• _TASK DETAILS_
Pictures aside, write out every record exactly as it appears.

☆ ☆ ☆ ☆

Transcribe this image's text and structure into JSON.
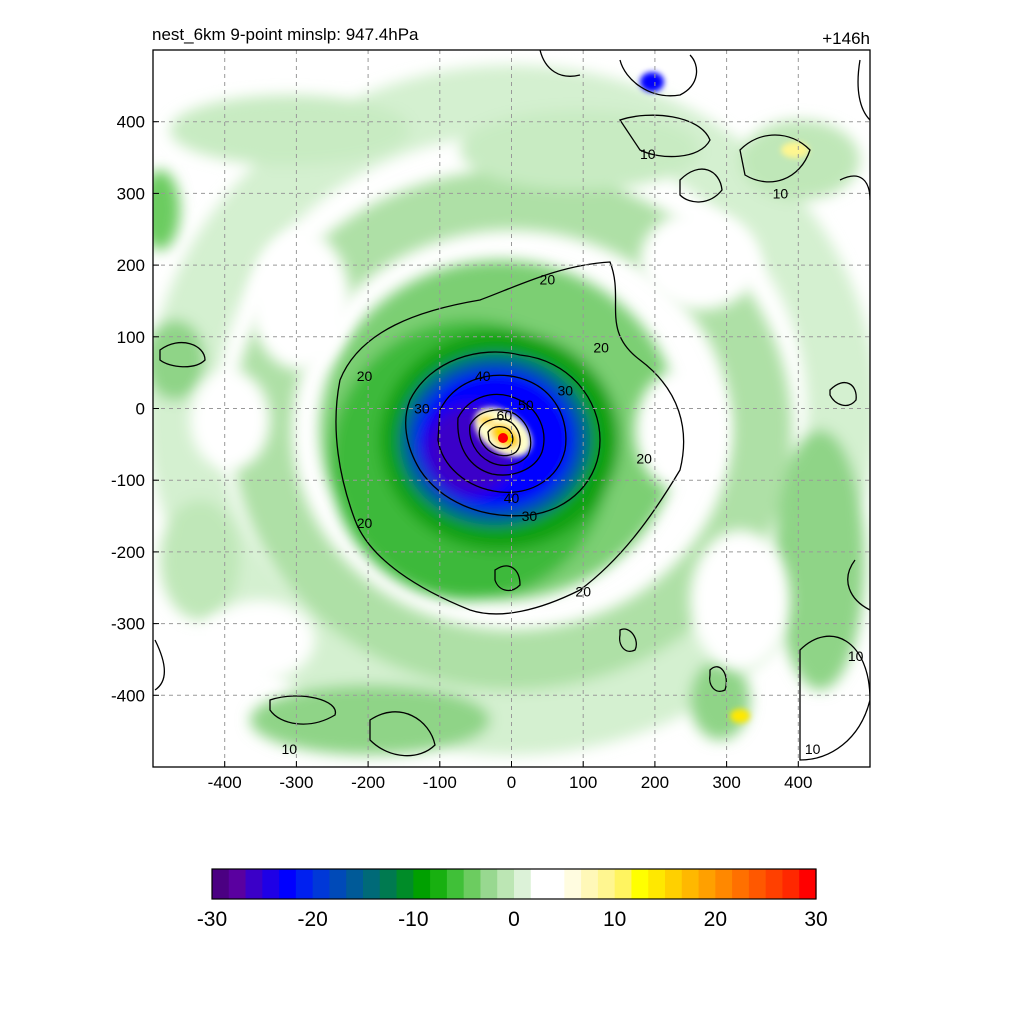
{
  "title_left": "nest_6km  9-point minslp: 947.4hPa",
  "title_right": "+146h",
  "chart_data": {
    "type": "heatmap",
    "title": "nest_6km  9-point minslp: 947.4hPa",
    "time_label": "+146h",
    "x_range": [
      -500,
      500
    ],
    "y_range": [
      -500,
      500
    ],
    "x_ticks": [
      -400,
      -300,
      -200,
      -100,
      0,
      100,
      200,
      300,
      400
    ],
    "y_ticks": [
      400,
      300,
      200,
      100,
      0,
      -100,
      -200,
      -300,
      -400
    ],
    "grid": true,
    "contour_levels": [
      10,
      20,
      30,
      40,
      50,
      60
    ],
    "contour_labels": [
      {
        "text": "20",
        "x": -205,
        "y": 45
      },
      {
        "text": "20",
        "x": -205,
        "y": -160
      },
      {
        "text": "20",
        "x": 50,
        "y": 180
      },
      {
        "text": "20",
        "x": 125,
        "y": 85
      },
      {
        "text": "20",
        "x": 185,
        "y": -70
      },
      {
        "text": "20",
        "x": 100,
        "y": -255
      },
      {
        "text": "30",
        "x": -125,
        "y": 0
      },
      {
        "text": "30",
        "x": 75,
        "y": 25
      },
      {
        "text": "30",
        "x": 25,
        "y": -150
      },
      {
        "text": "40",
        "x": -40,
        "y": 45
      },
      {
        "text": "40",
        "x": 0,
        "y": -125
      },
      {
        "text": "50",
        "x": 20,
        "y": 5
      },
      {
        "text": "60",
        "x": -10,
        "y": -10
      },
      {
        "text": "10",
        "x": 190,
        "y": 355
      },
      {
        "text": "10",
        "x": 375,
        "y": 300
      },
      {
        "text": "10",
        "x": 480,
        "y": -345
      },
      {
        "text": "10",
        "x": 420,
        "y": -475
      },
      {
        "text": "10",
        "x": -310,
        "y": -475
      }
    ],
    "colorbar": {
      "ticks": [
        -30,
        -20,
        -10,
        0,
        10,
        20,
        30
      ],
      "min": -30,
      "max": 30,
      "colors": [
        "#4b0082",
        "#5a00a0",
        "#3b00c8",
        "#1f00e6",
        "#0000ff",
        "#0020f0",
        "#0038d8",
        "#004ab8",
        "#005a98",
        "#006a78",
        "#007a50",
        "#008c28",
        "#00a000",
        "#18b010",
        "#40c038",
        "#6ccc60",
        "#98d890",
        "#bce6b4",
        "#dcf2d8",
        "#ffffff",
        "#ffffff",
        "#fffce0",
        "#fff8b8",
        "#fff690",
        "#fff460",
        "#ffff00",
        "#ffe800",
        "#ffd000",
        "#ffb800",
        "#ffa000",
        "#ff8800",
        "#ff7000",
        "#ff5800",
        "#ff4000",
        "#ff2800",
        "#ff0000"
      ]
    },
    "center_marker": {
      "x": -10,
      "y": -40,
      "color": "#ff0000"
    }
  }
}
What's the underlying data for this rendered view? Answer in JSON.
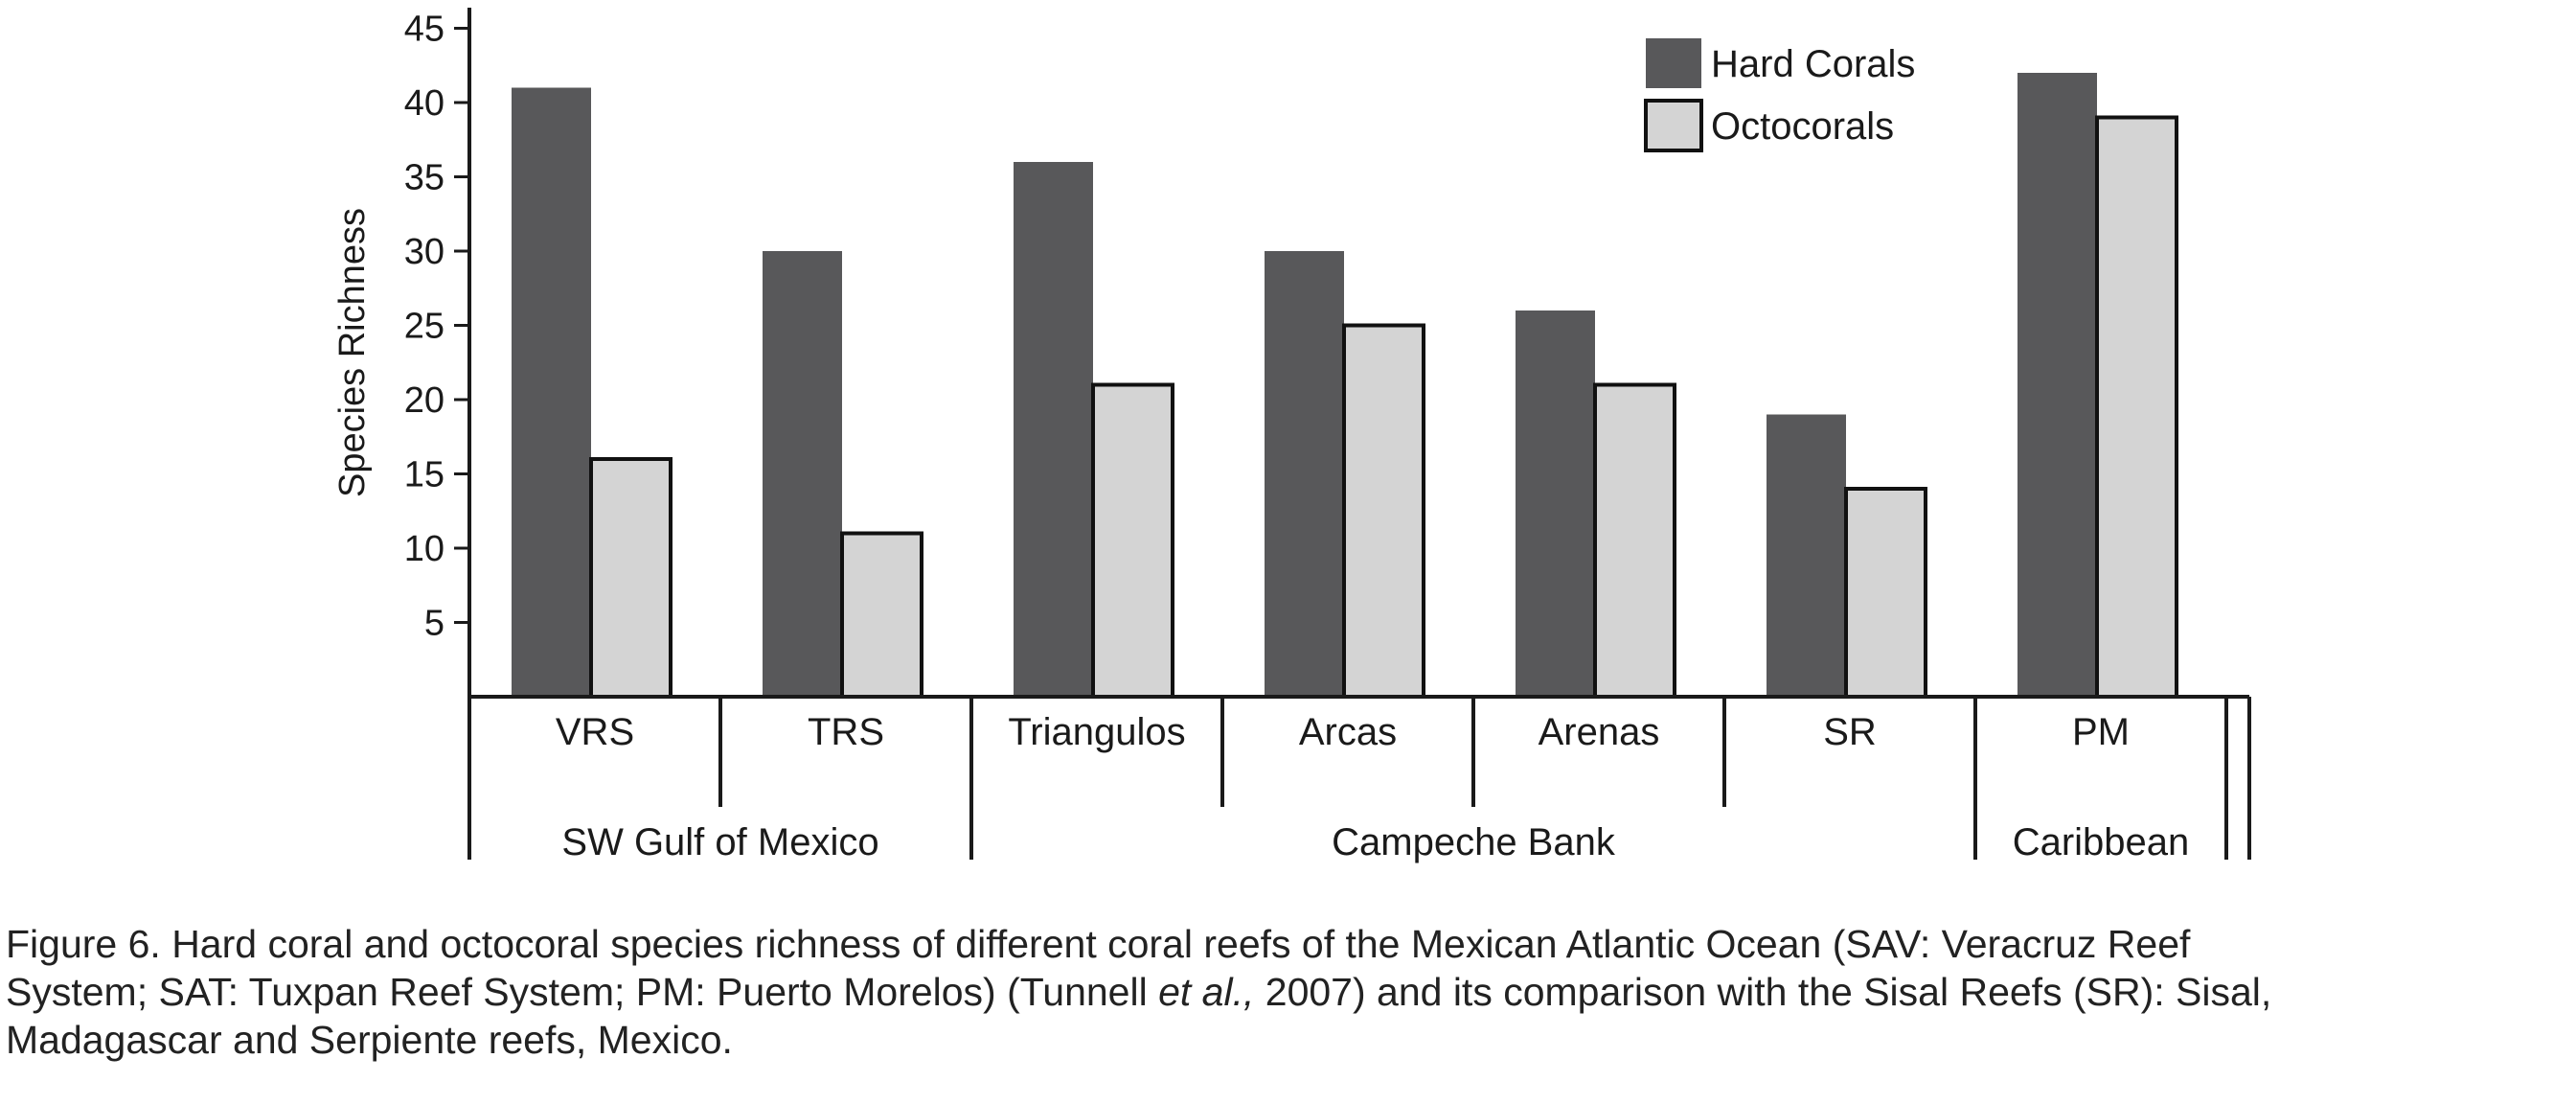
{
  "chart_data": {
    "type": "bar",
    "title": "",
    "xlabel": "",
    "ylabel": "Species Richness",
    "ylim": [
      0,
      45
    ],
    "yticks": [
      5,
      10,
      15,
      20,
      25,
      30,
      35,
      40,
      45
    ],
    "categories": [
      "VRS",
      "TRS",
      "Triangulos",
      "Arcas",
      "Arenas",
      "SR",
      "PM"
    ],
    "groups": [
      {
        "label": "SW Gulf of Mexico",
        "categories": [
          "VRS",
          "TRS"
        ]
      },
      {
        "label": "Campeche Bank",
        "categories": [
          "Triangulos",
          "Arcas",
          "Arenas",
          "SR"
        ]
      },
      {
        "label": "Caribbean",
        "categories": [
          "PM"
        ]
      }
    ],
    "series": [
      {
        "name": "Hard Corals",
        "color": "#58585a",
        "values": [
          41,
          30,
          36,
          30,
          26,
          19,
          42
        ]
      },
      {
        "name": "Octocorals",
        "color": "#d4d4d4",
        "values": [
          16,
          11,
          21,
          25,
          21,
          14,
          39
        ]
      }
    ],
    "legend_position": "top-right"
  },
  "caption": {
    "line1": "Figure 6. Hard coral and octocoral species richness of different coral reefs of the Mexican Atlantic Ocean (SAV: Veracruz Reef",
    "line2_a": "System; SAT: Tuxpan Reef System; PM: Puerto Morelos) (Tunnell ",
    "line2_italic": "et al.,",
    "line2_b": " 2007) and its comparison with the Sisal Reefs (SR): Sisal,",
    "line3": "Madagascar and Serpiente reefs, Mexico."
  }
}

☆ ☆ ☆ ☆

• _COMPLETE RESPONSE_
Transcribe this image's text and structure into JSON.
{
  "title_left": "nest_6km  9-point minslp: 947.4hPa",
  "title_right": "+146h",
  "chart_data": {
    "type": "heatmap",
    "title": "nest_6km  9-point minslp: 947.4hPa",
    "time_label": "+146h",
    "x_range": [
      -500,
      500
    ],
    "y_range": [
      -500,
      500
    ],
    "x_ticks": [
      -400,
      -300,
      -200,
      -100,
      0,
      100,
      200,
      300,
      400
    ],
    "y_ticks": [
      400,
      300,
      200,
      100,
      0,
      -100,
      -200,
      -300,
      -400
    ],
    "grid": true,
    "contour_levels": [
      10,
      20,
      30,
      40,
      50,
      60
    ],
    "contour_labels": [
      {
        "text": "20",
        "x": -205,
        "y": 45
      },
      {
        "text": "20",
        "x": -205,
        "y": -160
      },
      {
        "text": "20",
        "x": 50,
        "y": 180
      },
      {
        "text": "20",
        "x": 125,
        "y": 85
      },
      {
        "text": "20",
        "x": 185,
        "y": -70
      },
      {
        "text": "20",
        "x": 100,
        "y": -255
      },
      {
        "text": "30",
        "x": -125,
        "y": 0
      },
      {
        "text": "30",
        "x": 75,
        "y": 25
      },
      {
        "text": "30",
        "x": 25,
        "y": -150
      },
      {
        "text": "40",
        "x": -40,
        "y": 45
      },
      {
        "text": "40",
        "x": 0,
        "y": -125
      },
      {
        "text": "50",
        "x": 20,
        "y": 5
      },
      {
        "text": "60",
        "x": -10,
        "y": -10
      },
      {
        "text": "10",
        "x": 190,
        "y": 355
      },
      {
        "text": "10",
        "x": 375,
        "y": 300
      },
      {
        "text": "10",
        "x": 480,
        "y": -345
      },
      {
        "text": "10",
        "x": 420,
        "y": -475
      },
      {
        "text": "10",
        "x": -310,
        "y": -475
      }
    ],
    "colorbar": {
      "ticks": [
        -30,
        -20,
        -10,
        0,
        10,
        20,
        30
      ],
      "min": -30,
      "max": 30,
      "colors": [
        "#4b0082",
        "#5a00a0",
        "#3b00c8",
        "#1f00e6",
        "#0000ff",
        "#0020f0",
        "#0038d8",
        "#004ab8",
        "#005a98",
        "#006a78",
        "#007a50",
        "#008c28",
        "#00a000",
        "#18b010",
        "#40c038",
        "#6ccc60",
        "#98d890",
        "#bce6b4",
        "#dcf2d8",
        "#ffffff",
        "#ffffff",
        "#fffce0",
        "#fff8b8",
        "#fff690",
        "#fff460",
        "#ffff00",
        "#ffe800",
        "#ffd000",
        "#ffb800",
        "#ffa000",
        "#ff8800",
        "#ff7000",
        "#ff5800",
        "#ff4000",
        "#ff2800",
        "#ff0000"
      ]
    },
    "center_marker": {
      "x": -10,
      "y": -40,
      "color": "#ff0000"
    }
  }
}
What's the underlying data for this rendered view? Answer in JSON.
{
  "chart_data": {
    "type": "bar",
    "title": "",
    "xlabel": "",
    "ylabel": "Species Richness",
    "ylim": [
      0,
      45
    ],
    "yticks": [
      5,
      10,
      15,
      20,
      25,
      30,
      35,
      40,
      45
    ],
    "categories": [
      "VRS",
      "TRS",
      "Triangulos",
      "Arcas",
      "Arenas",
      "SR",
      "PM"
    ],
    "groups": [
      {
        "label": "SW Gulf of Mexico",
        "categories": [
          "VRS",
          "TRS"
        ]
      },
      {
        "label": "Campeche Bank",
        "categories": [
          "Triangulos",
          "Arcas",
          "Arenas",
          "SR"
        ]
      },
      {
        "label": "Caribbean",
        "categories": [
          "PM"
        ]
      }
    ],
    "series": [
      {
        "name": "Hard Corals",
        "color": "#58585a",
        "values": [
          41,
          30,
          36,
          30,
          26,
          19,
          42
        ]
      },
      {
        "name": "Octocorals",
        "color": "#d4d4d4",
        "values": [
          16,
          11,
          21,
          25,
          21,
          14,
          39
        ]
      }
    ],
    "legend_position": "top-right"
  },
  "caption": {
    "line1": "Figure 6. Hard coral and octocoral species richness of different coral reefs of the Mexican Atlantic Ocean (SAV: Veracruz Reef",
    "line2_a": "System; SAT: Tuxpan Reef System; PM: Puerto Morelos) (Tunnell ",
    "line2_italic": "et al.,",
    "line2_b": " 2007) and its comparison with the Sisal Reefs (SR): Sisal,",
    "line3": "Madagascar and Serpiente reefs, Mexico."
  }
}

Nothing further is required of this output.